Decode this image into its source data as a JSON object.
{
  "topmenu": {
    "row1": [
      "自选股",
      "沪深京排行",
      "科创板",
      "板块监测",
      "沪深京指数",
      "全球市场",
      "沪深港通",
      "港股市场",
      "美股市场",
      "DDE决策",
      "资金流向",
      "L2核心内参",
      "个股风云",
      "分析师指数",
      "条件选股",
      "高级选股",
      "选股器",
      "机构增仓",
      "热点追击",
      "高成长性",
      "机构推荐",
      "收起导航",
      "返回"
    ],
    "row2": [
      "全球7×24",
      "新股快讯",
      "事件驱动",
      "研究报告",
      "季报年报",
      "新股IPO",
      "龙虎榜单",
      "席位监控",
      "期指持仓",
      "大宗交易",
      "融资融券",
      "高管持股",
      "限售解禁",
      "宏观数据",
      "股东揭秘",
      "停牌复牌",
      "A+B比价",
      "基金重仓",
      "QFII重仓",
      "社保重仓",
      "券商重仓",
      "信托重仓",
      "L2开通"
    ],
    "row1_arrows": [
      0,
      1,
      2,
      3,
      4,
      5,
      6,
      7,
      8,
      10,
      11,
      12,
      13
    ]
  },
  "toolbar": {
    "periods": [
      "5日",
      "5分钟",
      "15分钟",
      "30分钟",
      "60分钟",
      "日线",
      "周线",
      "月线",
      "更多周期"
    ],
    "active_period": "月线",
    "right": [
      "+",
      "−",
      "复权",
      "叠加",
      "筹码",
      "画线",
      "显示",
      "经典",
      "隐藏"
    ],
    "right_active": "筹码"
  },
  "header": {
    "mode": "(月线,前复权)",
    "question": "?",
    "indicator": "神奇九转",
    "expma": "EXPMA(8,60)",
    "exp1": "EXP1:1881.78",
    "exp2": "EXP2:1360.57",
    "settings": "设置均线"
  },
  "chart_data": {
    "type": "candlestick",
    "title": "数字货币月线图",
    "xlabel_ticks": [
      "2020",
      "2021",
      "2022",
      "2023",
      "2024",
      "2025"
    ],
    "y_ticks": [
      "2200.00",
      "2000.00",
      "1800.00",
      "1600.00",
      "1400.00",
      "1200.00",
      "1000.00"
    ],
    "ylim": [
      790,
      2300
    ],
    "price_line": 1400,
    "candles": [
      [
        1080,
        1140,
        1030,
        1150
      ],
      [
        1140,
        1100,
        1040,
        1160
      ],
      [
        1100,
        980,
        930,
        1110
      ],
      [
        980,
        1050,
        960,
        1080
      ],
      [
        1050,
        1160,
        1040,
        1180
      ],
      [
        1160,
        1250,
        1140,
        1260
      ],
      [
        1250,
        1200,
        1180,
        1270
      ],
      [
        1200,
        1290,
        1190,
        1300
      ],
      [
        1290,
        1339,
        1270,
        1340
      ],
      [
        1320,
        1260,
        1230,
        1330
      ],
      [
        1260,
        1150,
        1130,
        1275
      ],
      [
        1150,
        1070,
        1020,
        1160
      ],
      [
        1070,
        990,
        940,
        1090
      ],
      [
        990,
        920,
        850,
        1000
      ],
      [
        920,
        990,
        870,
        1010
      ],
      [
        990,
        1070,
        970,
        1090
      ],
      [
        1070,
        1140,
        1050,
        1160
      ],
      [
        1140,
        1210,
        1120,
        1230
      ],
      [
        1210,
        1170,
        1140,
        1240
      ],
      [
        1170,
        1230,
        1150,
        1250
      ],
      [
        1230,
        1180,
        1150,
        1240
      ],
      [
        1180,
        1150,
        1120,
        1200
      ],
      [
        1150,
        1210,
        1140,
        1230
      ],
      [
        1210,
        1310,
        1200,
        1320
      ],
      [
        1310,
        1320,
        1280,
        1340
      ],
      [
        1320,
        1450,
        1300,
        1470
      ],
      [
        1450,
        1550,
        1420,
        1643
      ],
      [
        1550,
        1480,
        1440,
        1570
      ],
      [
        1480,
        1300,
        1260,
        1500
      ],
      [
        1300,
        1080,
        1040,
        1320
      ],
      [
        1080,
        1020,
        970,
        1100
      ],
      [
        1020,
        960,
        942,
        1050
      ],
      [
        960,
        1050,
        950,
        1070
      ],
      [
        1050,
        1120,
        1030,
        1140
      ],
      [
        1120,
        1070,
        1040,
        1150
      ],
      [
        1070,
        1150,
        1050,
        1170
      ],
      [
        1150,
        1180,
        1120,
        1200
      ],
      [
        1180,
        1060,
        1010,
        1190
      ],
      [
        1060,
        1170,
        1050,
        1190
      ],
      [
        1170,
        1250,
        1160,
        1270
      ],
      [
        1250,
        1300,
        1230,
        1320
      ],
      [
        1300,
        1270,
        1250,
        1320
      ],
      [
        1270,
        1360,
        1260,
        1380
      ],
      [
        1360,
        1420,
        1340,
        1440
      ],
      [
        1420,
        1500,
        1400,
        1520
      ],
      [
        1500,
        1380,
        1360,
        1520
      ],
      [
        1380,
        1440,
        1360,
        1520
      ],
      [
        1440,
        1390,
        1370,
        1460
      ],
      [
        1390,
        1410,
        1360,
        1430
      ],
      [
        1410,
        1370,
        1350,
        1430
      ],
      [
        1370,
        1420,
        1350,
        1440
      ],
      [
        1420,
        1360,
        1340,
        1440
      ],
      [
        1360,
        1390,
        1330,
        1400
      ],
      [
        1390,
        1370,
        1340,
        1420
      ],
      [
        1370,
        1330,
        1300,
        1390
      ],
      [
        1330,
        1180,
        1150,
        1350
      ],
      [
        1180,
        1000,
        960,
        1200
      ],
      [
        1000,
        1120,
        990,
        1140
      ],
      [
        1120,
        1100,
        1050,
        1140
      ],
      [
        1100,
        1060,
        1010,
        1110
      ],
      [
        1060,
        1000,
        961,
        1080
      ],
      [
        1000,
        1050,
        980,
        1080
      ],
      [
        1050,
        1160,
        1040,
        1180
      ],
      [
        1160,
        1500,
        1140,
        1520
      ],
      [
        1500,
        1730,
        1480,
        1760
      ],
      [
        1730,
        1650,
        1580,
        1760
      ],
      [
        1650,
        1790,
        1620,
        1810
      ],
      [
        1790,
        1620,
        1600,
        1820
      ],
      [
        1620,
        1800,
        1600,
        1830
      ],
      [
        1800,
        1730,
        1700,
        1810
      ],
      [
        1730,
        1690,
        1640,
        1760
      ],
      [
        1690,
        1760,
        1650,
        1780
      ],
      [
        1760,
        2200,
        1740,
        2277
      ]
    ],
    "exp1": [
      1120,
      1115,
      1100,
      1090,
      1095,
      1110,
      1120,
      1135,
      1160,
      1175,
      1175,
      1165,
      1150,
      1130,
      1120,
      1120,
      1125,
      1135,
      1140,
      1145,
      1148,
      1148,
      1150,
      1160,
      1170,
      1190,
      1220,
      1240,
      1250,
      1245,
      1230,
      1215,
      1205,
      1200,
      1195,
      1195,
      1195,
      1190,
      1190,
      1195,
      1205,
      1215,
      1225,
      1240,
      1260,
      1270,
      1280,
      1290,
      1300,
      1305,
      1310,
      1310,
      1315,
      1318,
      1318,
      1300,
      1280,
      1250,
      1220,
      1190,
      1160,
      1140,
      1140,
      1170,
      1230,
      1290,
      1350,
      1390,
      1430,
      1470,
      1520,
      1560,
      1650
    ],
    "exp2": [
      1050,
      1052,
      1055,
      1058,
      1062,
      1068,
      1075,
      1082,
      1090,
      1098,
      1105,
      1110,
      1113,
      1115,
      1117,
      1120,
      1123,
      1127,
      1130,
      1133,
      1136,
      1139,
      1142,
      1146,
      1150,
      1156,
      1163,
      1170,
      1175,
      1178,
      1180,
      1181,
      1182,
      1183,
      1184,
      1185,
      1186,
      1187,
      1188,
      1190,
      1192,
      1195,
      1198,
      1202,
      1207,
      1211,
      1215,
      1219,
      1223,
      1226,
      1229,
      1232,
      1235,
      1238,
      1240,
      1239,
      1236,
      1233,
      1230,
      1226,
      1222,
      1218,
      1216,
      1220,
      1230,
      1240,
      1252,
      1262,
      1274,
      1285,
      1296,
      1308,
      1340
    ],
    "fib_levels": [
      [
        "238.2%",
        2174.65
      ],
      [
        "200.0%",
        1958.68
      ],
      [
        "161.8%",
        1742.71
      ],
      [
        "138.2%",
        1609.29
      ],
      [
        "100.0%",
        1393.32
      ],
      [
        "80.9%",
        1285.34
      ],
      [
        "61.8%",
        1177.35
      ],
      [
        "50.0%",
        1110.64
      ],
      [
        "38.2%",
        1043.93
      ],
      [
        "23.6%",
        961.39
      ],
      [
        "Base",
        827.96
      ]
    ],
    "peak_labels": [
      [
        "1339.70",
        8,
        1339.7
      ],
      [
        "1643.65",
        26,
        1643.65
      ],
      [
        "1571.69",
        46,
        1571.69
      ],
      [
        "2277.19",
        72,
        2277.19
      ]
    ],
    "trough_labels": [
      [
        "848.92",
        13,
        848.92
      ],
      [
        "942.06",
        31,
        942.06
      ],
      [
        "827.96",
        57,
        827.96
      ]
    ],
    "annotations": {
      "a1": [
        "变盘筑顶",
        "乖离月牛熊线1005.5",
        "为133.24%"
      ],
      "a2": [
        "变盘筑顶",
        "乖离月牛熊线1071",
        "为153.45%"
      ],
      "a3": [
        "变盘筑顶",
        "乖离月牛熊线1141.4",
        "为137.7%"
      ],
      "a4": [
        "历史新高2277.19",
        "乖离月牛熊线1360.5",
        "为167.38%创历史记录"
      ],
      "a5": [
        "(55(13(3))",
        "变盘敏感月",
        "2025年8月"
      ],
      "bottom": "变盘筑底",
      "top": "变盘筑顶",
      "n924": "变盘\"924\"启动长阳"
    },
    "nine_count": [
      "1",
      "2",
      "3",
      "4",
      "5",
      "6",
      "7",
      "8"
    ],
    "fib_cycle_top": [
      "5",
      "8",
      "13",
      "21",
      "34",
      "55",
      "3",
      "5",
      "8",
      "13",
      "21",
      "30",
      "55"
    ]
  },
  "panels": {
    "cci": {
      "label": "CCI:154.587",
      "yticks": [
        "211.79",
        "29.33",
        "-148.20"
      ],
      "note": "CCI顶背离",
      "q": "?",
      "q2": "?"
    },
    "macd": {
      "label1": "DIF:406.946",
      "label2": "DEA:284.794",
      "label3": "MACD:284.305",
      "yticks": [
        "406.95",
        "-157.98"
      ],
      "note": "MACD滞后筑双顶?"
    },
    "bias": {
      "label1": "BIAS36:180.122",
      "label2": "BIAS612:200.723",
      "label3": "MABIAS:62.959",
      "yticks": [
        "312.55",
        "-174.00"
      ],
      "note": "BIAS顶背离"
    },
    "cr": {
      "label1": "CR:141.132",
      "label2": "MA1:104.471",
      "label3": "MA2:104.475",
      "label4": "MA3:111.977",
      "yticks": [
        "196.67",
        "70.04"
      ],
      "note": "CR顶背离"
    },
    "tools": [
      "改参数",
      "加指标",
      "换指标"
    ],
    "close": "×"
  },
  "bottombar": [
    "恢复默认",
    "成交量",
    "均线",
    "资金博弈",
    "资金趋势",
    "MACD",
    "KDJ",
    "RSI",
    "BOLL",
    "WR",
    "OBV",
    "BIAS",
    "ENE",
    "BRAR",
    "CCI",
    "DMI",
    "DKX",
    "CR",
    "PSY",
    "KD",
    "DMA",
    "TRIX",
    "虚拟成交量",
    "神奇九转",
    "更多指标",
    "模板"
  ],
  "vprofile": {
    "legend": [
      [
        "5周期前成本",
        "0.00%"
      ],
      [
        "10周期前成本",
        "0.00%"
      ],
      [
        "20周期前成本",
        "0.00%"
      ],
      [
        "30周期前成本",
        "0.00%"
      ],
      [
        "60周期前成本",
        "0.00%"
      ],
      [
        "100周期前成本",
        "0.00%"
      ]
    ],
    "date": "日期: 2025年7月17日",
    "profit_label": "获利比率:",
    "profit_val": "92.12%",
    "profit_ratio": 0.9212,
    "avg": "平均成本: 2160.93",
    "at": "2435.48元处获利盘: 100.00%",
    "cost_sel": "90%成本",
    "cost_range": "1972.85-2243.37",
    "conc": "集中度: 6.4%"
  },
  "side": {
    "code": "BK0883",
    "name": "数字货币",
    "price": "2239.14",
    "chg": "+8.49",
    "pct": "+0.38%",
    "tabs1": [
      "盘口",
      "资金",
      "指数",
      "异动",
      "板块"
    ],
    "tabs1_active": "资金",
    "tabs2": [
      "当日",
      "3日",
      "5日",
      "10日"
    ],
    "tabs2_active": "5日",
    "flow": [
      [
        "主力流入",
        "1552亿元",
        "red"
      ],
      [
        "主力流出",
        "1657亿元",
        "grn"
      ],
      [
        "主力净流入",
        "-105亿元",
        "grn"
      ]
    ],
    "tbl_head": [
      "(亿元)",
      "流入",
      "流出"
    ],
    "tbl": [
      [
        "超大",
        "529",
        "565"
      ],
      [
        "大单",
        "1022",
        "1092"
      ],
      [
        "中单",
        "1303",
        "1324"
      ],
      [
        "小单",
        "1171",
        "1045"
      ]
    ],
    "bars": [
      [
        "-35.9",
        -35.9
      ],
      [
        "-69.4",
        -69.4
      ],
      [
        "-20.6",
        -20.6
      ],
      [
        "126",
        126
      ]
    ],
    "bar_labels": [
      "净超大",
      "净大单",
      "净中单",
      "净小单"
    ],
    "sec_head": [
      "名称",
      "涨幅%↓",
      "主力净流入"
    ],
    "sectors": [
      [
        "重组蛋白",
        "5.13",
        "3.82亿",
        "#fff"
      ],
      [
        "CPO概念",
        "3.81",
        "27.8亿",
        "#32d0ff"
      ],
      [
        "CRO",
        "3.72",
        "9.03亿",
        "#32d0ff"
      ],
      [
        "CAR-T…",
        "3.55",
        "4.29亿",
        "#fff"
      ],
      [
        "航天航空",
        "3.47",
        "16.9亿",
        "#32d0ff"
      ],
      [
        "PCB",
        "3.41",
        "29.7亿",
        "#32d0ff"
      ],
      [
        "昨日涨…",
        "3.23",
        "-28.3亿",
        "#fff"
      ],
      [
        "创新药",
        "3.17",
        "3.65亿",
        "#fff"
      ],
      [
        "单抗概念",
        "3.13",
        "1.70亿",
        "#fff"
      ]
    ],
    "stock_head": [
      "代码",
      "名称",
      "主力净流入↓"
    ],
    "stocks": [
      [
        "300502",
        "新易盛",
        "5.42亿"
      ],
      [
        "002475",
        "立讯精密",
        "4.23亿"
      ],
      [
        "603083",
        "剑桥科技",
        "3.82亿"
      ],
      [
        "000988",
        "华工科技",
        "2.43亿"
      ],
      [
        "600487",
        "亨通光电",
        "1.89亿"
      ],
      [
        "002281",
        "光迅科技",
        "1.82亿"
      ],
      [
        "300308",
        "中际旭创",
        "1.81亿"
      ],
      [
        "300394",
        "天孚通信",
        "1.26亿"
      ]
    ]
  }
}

# # # #

**The problem**
Where a line holds "note", copy that line.

**Solution for this task**
      "note": "CCI顶背离",
      "note": "MACD滞后筑双顶?"
      "note": "BIAS顶背离"
      "note": "CR顶背离"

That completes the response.